*Written problem*
Extract each line where the string "annotation" shows up.

Figure content listings:
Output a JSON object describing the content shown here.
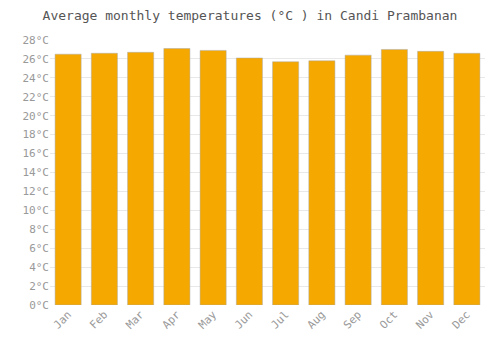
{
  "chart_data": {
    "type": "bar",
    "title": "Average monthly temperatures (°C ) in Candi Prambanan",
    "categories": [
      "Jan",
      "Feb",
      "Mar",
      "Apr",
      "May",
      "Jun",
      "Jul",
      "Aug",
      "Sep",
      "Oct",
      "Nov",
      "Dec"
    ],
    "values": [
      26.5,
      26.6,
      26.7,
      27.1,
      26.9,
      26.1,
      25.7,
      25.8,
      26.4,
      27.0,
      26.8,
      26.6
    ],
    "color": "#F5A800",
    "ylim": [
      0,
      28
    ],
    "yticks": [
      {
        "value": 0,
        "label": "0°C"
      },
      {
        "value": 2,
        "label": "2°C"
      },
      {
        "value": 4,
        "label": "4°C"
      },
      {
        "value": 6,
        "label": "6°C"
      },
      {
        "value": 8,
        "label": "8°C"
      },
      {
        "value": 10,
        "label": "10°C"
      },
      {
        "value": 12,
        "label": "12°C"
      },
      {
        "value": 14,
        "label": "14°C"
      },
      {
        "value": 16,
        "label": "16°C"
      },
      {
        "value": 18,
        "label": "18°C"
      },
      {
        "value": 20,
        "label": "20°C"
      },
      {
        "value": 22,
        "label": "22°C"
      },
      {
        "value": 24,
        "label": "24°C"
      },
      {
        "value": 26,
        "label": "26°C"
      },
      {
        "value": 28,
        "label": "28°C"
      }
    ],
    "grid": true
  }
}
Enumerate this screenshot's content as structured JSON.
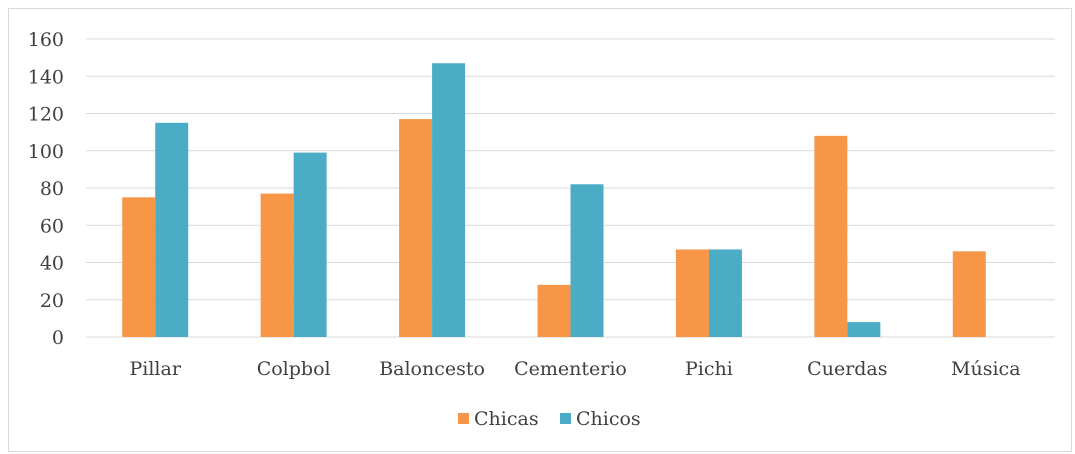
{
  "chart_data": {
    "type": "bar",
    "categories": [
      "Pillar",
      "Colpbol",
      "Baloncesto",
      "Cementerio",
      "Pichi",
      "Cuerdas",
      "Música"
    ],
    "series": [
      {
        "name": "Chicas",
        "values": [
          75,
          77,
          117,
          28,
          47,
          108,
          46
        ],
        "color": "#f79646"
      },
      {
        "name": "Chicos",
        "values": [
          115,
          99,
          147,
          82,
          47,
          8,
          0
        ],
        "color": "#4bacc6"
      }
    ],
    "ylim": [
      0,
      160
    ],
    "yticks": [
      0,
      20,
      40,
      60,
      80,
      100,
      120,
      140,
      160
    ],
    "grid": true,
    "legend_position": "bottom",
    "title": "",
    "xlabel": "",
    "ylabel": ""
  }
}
---
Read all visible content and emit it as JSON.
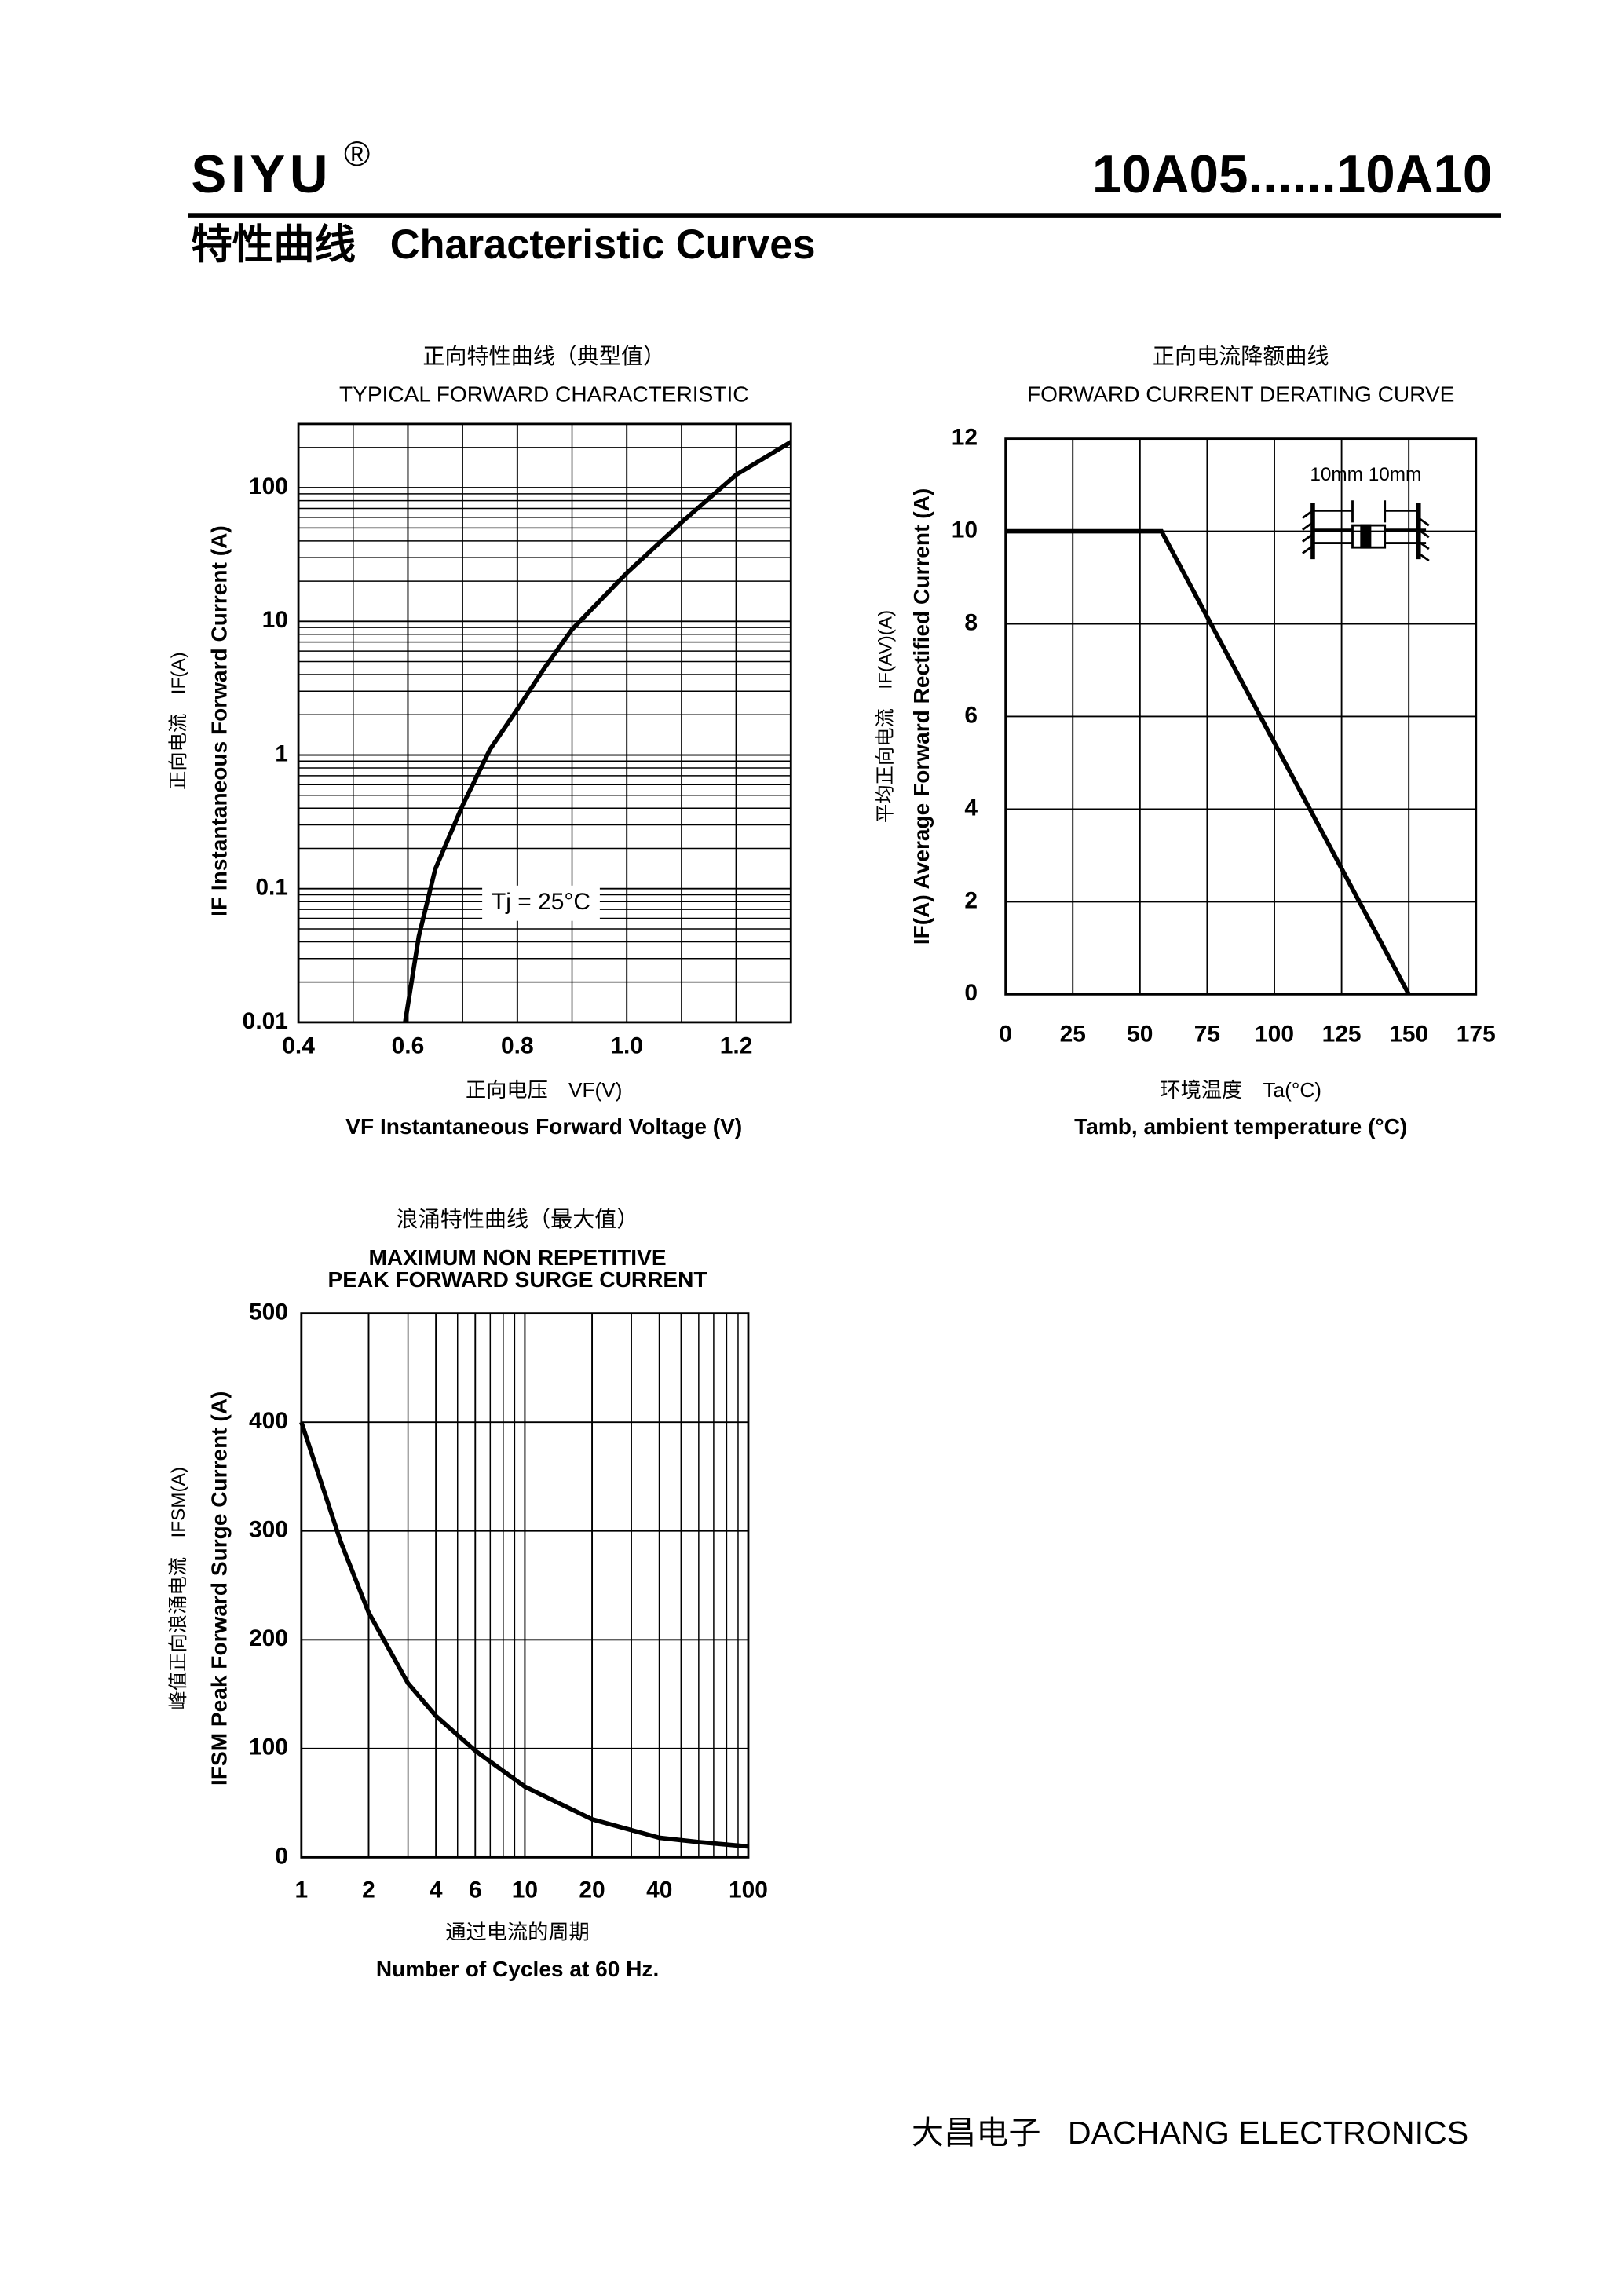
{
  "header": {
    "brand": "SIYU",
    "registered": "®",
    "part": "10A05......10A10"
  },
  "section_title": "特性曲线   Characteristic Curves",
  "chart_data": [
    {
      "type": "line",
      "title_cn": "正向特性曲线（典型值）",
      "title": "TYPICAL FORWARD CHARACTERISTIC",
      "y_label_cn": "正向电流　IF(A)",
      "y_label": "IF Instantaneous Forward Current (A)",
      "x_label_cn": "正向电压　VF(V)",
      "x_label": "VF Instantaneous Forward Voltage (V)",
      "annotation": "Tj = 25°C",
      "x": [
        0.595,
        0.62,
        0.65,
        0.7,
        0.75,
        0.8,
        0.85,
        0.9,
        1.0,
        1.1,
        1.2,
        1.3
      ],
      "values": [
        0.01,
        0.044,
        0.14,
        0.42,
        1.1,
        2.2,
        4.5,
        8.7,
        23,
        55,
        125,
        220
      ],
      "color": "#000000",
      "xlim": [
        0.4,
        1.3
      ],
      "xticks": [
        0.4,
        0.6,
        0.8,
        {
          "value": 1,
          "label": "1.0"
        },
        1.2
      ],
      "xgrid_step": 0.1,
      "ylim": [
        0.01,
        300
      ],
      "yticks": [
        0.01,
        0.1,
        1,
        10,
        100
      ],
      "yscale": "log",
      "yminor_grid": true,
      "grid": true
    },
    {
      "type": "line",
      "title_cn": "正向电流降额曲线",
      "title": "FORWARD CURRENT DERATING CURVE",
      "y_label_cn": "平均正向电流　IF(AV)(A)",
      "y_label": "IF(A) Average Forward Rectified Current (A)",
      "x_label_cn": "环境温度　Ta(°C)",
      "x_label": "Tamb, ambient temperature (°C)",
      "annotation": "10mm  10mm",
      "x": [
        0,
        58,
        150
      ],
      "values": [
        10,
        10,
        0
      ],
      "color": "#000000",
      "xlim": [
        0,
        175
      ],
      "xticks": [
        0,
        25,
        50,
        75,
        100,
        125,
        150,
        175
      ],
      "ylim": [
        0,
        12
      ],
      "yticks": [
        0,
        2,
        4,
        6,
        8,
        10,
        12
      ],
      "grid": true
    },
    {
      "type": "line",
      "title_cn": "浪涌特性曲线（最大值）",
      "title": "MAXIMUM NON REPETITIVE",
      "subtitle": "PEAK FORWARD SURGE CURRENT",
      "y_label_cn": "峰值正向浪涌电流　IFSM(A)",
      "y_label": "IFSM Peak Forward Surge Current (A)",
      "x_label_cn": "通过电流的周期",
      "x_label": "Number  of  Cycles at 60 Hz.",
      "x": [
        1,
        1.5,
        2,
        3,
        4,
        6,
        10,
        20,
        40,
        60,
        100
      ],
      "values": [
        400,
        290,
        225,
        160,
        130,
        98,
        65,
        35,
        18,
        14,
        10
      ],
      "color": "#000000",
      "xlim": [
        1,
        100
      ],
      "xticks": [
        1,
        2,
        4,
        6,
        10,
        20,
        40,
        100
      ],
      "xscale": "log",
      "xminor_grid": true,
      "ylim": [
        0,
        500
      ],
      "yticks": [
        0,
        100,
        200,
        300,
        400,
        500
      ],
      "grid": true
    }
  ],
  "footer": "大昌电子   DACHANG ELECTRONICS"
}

*Task response*
      "annotation": "Tj = 25°C",
      "annotation": "10mm  10mm",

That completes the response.